THE REQUEST: For every line in the data below that contains "декабря", copy the line.

** begin **

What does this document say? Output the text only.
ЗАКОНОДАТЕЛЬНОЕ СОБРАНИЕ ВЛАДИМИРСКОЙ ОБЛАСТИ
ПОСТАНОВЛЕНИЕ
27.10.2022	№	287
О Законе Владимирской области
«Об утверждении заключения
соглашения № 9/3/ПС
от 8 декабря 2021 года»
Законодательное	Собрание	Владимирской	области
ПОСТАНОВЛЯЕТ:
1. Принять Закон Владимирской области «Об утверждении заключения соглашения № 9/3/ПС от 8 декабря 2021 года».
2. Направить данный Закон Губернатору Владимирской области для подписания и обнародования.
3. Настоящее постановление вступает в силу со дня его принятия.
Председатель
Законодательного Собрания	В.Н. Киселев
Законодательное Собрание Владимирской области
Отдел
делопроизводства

** end **

EXERCISE SOLUTION:
от 8 декабря 2021 года»
1. Принять Закон Владимирской области «Об утверждении заключения соглашения № 9/3/ПС от 8 декабря 2021 года».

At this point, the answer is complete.